- **Set task**: Read the entries below and pull out each line with the string "JSON".

- **Rows**:

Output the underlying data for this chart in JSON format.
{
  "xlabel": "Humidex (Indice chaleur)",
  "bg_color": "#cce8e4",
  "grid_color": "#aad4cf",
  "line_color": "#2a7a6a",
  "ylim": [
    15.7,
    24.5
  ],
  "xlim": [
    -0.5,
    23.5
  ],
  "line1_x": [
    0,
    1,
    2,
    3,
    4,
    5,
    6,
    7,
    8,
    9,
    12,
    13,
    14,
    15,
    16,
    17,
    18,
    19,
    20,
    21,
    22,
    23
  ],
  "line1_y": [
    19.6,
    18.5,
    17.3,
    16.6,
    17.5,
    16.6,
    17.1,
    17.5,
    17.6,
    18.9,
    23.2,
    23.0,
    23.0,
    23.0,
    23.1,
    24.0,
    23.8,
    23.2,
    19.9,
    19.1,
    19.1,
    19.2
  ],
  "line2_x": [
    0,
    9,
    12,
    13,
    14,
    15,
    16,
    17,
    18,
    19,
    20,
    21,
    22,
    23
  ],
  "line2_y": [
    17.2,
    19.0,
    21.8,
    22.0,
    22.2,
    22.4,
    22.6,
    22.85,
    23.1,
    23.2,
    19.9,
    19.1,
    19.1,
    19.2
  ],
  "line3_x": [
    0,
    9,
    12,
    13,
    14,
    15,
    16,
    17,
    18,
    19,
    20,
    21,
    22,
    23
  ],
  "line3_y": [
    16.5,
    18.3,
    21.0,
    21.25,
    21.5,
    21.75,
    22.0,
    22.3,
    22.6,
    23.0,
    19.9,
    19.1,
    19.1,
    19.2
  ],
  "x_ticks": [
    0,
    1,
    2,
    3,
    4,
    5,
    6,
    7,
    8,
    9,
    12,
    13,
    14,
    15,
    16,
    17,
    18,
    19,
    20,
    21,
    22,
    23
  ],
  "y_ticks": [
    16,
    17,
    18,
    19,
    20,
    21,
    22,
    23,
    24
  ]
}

---

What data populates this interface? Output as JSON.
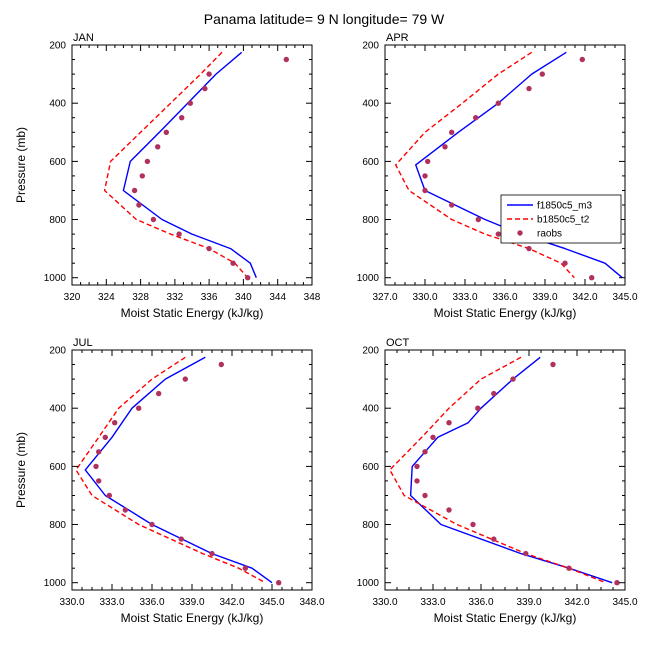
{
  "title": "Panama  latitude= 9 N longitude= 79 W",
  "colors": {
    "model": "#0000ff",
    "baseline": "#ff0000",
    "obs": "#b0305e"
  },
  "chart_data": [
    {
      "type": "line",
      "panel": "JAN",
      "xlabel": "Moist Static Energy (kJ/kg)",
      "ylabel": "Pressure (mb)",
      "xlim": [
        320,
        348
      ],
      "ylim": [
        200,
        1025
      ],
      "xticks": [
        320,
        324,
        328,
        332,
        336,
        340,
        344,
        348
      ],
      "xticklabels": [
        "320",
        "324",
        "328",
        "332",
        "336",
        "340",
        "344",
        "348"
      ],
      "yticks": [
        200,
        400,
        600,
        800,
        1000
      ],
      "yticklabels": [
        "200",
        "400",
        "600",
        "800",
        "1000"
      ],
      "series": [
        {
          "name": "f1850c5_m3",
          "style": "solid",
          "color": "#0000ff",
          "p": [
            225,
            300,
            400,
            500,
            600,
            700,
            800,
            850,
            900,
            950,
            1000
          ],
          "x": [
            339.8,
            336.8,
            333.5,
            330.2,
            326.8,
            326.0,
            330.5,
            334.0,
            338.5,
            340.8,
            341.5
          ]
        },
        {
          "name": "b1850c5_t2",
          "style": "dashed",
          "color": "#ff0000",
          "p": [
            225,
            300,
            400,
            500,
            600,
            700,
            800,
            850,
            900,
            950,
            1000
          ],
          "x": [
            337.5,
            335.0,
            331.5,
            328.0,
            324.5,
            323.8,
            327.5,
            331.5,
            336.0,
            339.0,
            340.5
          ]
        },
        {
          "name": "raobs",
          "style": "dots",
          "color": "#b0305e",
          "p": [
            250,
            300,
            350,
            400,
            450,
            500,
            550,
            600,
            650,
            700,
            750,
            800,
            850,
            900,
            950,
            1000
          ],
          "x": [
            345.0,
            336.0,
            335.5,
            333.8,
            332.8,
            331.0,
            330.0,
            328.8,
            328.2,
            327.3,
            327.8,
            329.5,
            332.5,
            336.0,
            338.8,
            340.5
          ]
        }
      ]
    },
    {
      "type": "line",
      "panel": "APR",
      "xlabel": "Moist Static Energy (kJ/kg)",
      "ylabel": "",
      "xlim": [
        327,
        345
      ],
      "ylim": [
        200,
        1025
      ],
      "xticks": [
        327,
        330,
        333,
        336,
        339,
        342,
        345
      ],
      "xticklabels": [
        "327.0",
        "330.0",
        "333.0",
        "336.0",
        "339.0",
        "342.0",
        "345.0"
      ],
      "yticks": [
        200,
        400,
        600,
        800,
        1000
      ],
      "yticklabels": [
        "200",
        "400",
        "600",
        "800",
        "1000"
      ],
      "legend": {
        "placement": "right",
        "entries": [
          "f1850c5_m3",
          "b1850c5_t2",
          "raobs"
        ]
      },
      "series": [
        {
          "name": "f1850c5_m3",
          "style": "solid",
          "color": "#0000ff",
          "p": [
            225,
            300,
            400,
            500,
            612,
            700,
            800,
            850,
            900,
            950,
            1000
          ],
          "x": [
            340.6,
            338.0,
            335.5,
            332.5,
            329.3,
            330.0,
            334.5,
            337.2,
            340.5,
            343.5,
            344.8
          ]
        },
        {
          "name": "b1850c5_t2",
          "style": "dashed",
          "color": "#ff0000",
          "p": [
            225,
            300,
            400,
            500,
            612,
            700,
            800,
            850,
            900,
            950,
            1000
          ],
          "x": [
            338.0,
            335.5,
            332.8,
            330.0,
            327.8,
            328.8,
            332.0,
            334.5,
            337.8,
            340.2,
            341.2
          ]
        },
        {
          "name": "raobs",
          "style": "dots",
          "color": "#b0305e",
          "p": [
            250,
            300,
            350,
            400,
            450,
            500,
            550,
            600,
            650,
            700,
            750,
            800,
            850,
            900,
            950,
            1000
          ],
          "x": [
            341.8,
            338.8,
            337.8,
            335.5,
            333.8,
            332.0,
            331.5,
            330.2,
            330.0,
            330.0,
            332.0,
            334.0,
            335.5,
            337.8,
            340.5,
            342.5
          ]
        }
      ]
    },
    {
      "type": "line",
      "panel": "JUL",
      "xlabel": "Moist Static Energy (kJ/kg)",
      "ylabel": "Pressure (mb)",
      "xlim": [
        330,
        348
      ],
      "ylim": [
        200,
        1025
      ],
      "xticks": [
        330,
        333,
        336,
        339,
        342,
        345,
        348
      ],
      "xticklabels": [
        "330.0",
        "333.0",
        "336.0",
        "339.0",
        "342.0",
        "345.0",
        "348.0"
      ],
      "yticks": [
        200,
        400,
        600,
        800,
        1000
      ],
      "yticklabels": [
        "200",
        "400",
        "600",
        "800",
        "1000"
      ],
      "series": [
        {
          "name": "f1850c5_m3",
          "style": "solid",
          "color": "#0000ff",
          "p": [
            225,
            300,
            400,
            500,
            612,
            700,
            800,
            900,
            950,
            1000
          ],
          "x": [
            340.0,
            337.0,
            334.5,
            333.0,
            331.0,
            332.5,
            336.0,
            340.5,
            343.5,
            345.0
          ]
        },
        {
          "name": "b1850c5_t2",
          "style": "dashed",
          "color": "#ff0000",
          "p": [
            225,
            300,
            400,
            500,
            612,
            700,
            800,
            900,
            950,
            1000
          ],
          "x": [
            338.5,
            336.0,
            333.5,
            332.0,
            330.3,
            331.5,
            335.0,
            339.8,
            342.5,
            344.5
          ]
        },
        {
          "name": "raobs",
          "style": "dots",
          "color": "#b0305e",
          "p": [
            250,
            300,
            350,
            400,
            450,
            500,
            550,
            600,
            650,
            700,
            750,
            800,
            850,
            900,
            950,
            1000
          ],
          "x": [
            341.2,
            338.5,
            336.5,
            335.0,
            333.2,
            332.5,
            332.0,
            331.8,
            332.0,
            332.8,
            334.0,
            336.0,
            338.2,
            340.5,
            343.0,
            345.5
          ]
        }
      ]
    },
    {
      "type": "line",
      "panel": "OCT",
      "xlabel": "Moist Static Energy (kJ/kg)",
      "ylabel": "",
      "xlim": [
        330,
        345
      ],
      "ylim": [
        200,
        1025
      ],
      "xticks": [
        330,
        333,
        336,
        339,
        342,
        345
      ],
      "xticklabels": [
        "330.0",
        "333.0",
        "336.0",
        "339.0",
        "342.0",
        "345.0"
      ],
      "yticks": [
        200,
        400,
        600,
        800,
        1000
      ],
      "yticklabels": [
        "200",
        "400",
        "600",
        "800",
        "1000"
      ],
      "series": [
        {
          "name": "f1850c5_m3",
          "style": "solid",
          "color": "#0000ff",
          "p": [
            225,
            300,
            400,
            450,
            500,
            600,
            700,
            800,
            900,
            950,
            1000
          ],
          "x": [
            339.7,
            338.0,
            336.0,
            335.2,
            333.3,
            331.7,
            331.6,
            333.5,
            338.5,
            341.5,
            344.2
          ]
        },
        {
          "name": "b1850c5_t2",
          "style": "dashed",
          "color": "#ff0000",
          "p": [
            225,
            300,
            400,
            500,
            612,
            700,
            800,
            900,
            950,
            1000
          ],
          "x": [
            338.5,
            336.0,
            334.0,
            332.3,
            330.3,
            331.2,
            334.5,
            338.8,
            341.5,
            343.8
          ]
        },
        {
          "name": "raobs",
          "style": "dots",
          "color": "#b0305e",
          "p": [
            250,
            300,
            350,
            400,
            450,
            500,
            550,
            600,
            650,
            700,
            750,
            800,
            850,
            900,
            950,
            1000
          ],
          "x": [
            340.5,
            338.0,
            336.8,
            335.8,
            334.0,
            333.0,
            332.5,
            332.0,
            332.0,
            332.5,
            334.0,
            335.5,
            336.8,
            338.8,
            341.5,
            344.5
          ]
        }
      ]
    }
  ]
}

- **Answer for the task**:
Output the underlying data for this chart in JSON format.
What data populates this interface? Output as JSON.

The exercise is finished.